Problem to solve
Look at each line of the records and count those with "Medicine" in them. Please answer with the count alone.

[Recorded data]
+ + + + + + +
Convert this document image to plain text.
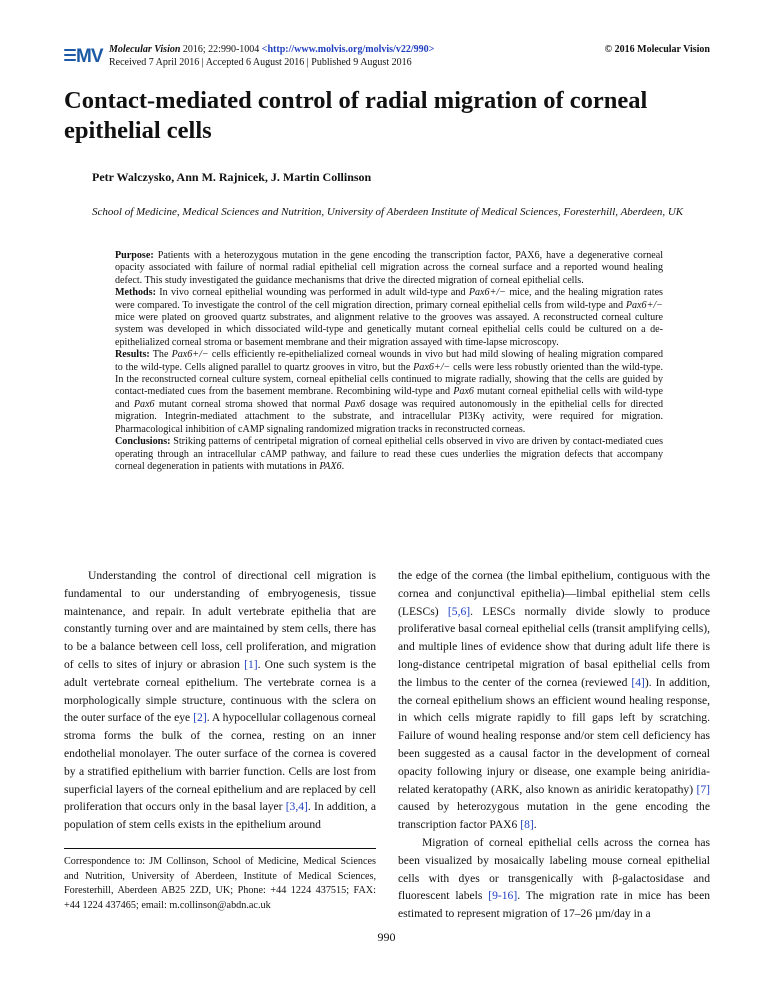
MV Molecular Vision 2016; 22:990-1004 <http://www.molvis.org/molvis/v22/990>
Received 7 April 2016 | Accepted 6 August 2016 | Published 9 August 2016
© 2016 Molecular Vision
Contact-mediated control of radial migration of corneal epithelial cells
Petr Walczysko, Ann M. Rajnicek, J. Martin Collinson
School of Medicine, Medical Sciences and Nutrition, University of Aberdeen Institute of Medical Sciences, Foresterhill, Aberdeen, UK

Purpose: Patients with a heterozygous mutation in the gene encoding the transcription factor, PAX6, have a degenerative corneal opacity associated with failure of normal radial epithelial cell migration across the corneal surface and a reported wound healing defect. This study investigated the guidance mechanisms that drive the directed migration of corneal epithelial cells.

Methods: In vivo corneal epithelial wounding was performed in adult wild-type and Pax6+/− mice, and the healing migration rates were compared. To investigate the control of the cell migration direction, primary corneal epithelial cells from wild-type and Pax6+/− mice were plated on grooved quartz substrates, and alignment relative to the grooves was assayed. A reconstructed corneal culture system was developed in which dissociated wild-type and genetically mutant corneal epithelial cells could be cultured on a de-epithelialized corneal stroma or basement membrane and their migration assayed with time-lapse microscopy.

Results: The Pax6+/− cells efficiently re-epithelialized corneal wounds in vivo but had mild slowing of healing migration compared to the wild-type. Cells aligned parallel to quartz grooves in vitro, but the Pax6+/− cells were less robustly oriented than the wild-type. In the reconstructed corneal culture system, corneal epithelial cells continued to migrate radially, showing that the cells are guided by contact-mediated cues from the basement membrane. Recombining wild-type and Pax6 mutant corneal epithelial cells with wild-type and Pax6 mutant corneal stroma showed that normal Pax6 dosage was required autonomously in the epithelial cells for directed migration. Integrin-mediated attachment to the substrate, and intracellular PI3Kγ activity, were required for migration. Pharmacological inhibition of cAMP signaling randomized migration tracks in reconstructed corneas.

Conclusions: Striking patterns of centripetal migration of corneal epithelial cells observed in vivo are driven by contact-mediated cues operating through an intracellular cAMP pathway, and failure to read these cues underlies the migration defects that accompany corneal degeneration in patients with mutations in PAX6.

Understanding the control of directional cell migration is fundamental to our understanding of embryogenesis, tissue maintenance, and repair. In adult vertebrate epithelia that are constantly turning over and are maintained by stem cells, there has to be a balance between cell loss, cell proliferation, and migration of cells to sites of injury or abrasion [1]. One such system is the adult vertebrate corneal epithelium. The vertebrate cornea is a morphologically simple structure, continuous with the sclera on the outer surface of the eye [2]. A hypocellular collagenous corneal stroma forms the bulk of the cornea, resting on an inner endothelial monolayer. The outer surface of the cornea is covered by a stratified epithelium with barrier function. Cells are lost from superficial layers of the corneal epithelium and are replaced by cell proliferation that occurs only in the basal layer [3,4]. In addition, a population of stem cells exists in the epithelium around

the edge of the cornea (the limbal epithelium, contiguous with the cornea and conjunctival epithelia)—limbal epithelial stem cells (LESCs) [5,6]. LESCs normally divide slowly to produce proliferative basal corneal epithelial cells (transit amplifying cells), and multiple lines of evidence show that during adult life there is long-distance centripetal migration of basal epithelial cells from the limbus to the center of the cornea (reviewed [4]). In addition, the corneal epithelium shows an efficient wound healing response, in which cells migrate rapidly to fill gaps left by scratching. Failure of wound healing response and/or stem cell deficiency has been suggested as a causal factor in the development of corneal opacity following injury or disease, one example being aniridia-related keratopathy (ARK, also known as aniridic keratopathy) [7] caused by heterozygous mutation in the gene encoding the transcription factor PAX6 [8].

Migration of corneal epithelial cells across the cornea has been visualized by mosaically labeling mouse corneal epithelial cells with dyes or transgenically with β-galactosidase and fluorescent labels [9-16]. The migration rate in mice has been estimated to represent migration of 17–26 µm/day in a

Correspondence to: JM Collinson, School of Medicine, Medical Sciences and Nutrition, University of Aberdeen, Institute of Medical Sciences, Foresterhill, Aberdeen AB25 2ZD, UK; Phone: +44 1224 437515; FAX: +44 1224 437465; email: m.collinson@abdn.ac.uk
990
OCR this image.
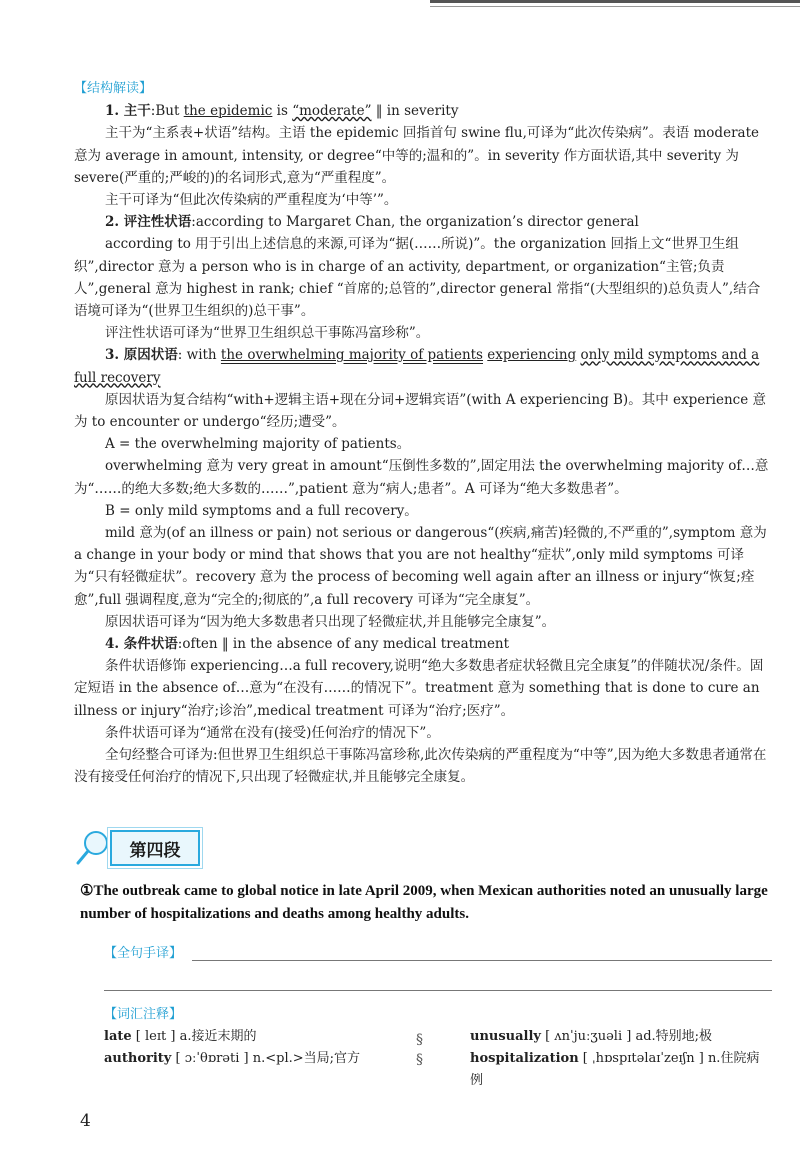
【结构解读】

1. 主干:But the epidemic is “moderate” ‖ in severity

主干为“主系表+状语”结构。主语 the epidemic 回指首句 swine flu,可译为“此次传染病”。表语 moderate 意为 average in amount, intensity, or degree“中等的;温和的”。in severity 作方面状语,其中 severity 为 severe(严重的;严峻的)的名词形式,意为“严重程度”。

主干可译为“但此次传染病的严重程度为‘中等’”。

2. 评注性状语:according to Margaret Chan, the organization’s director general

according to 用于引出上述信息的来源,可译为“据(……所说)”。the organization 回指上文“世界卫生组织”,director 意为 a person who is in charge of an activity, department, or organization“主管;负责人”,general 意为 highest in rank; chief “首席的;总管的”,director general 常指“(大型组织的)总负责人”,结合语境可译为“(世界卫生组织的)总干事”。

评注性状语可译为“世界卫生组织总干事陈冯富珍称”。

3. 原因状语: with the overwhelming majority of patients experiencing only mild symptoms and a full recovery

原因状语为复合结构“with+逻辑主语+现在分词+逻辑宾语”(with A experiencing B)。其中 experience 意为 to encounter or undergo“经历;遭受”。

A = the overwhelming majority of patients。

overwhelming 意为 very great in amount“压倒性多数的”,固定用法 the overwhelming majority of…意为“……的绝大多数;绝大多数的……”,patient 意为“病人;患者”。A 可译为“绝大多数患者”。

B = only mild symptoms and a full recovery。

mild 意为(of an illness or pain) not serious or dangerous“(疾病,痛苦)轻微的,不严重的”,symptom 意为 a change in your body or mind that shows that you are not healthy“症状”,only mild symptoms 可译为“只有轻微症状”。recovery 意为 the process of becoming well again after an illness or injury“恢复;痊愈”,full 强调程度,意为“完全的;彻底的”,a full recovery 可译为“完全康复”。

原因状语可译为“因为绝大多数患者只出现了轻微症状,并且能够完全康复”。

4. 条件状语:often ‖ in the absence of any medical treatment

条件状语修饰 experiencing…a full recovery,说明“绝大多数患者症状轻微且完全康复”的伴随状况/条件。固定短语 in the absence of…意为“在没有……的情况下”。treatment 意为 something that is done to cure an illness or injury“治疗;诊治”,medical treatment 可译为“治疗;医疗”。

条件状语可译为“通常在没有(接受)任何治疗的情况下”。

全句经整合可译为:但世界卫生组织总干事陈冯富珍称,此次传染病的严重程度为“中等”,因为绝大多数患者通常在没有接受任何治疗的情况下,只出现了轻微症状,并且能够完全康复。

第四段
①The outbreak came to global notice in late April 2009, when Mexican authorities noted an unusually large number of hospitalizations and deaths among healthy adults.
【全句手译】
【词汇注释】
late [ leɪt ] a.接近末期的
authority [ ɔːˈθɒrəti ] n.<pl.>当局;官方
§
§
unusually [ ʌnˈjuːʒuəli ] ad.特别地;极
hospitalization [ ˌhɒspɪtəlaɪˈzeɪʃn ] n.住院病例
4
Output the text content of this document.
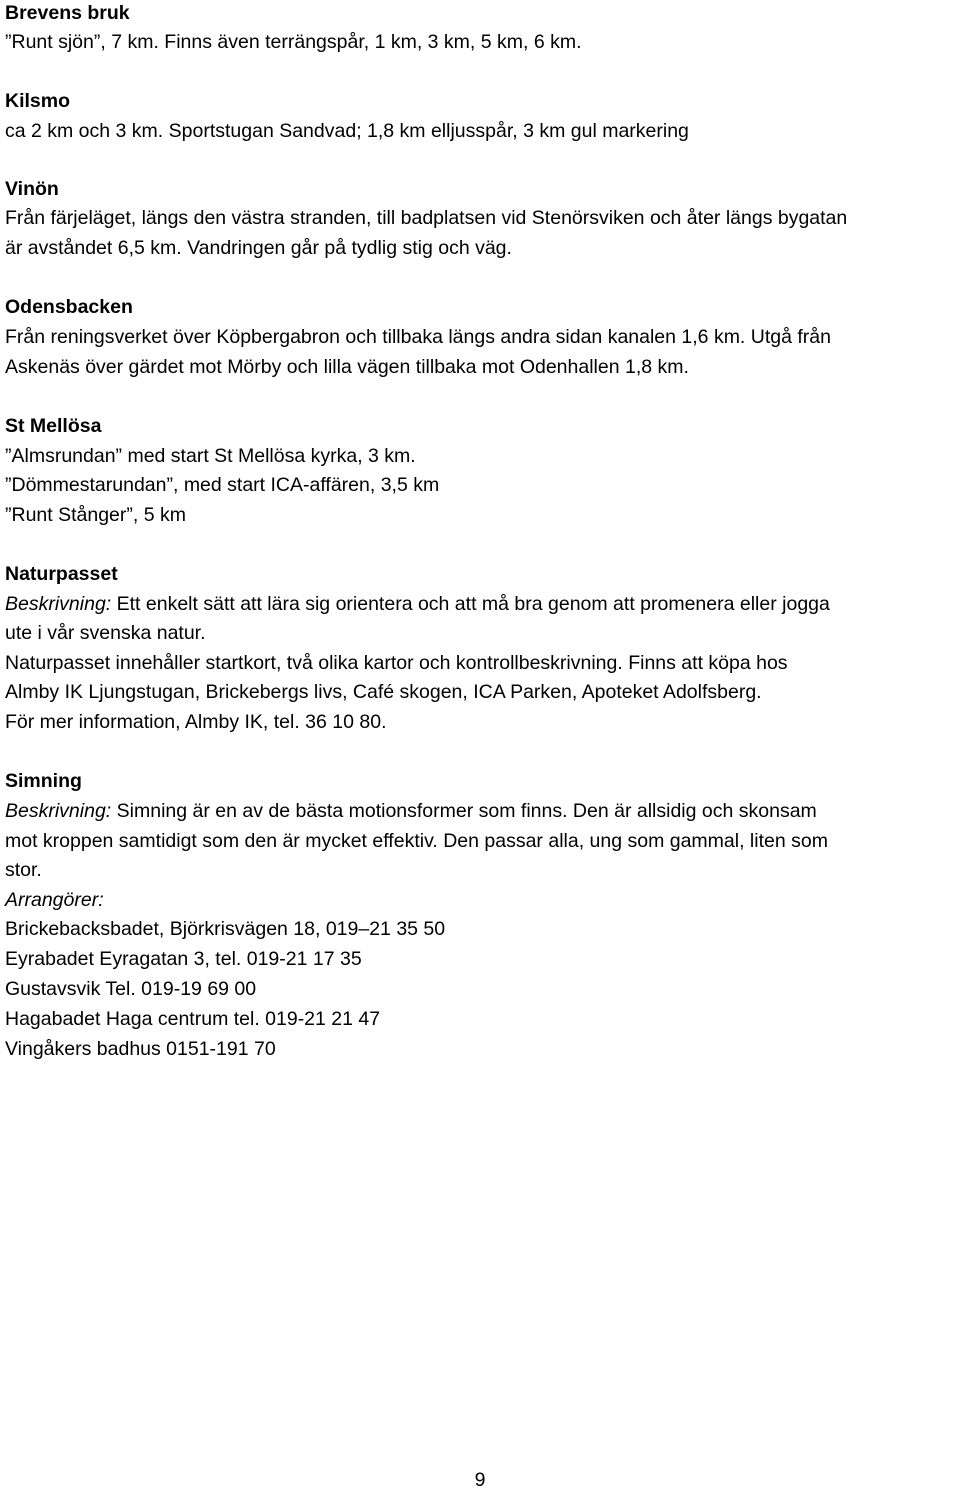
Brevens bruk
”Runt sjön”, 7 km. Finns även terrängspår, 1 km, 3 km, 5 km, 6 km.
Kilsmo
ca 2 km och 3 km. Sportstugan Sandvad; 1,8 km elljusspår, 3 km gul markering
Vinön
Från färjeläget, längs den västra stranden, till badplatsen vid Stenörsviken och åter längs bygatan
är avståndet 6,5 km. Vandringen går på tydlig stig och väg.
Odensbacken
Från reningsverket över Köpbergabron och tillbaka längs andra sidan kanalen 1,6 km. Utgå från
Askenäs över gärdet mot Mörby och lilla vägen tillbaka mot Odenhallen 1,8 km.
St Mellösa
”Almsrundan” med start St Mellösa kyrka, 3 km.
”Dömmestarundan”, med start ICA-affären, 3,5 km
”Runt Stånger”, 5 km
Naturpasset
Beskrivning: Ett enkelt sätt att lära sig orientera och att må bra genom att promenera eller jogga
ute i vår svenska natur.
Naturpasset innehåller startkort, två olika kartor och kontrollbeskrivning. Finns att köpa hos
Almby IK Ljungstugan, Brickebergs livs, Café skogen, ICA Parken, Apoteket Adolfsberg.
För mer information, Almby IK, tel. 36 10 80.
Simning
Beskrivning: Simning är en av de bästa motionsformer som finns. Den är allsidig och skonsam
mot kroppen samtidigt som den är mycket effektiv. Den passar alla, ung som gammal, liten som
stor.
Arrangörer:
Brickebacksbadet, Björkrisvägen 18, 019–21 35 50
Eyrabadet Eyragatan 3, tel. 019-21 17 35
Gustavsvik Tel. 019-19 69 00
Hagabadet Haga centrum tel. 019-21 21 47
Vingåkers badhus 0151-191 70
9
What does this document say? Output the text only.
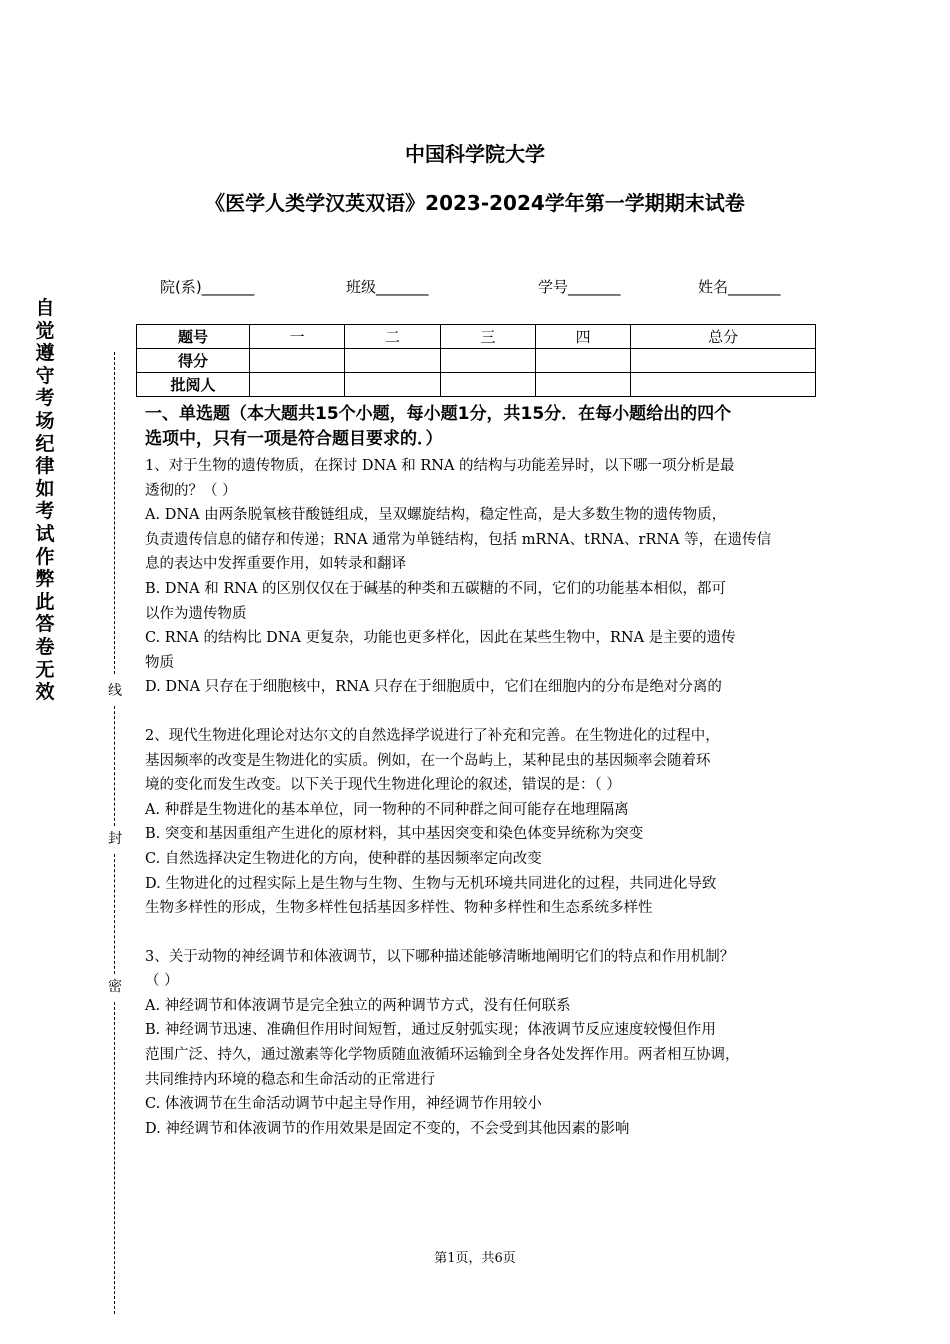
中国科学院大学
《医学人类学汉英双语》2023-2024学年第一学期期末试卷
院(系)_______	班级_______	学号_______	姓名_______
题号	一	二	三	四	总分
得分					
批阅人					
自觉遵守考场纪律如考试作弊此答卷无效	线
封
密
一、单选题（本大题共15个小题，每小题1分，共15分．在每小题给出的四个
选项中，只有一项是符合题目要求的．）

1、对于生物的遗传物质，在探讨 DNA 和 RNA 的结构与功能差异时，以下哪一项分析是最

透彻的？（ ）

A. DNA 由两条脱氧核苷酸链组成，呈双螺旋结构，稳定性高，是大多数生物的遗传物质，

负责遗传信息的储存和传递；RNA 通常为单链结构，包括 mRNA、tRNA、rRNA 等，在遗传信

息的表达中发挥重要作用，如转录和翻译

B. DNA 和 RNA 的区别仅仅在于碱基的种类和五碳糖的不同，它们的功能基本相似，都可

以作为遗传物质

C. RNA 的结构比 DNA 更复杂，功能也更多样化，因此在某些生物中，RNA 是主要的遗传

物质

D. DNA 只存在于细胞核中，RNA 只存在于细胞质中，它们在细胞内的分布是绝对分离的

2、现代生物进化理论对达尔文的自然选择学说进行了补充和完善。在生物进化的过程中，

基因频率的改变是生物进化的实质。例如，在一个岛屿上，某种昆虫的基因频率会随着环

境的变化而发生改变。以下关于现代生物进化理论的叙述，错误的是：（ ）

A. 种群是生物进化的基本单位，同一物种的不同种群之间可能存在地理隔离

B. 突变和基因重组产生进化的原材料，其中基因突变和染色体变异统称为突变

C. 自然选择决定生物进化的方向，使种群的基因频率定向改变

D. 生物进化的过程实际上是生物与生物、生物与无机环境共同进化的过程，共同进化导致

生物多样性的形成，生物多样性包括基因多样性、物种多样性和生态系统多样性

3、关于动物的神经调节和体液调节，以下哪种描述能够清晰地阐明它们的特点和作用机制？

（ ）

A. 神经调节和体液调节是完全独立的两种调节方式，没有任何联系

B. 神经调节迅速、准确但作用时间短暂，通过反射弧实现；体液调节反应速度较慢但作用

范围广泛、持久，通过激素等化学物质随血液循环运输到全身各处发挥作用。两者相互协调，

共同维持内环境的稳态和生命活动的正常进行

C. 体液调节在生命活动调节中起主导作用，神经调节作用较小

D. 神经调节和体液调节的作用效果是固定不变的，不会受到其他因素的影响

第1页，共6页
+ + + + + + +
Exercise response
2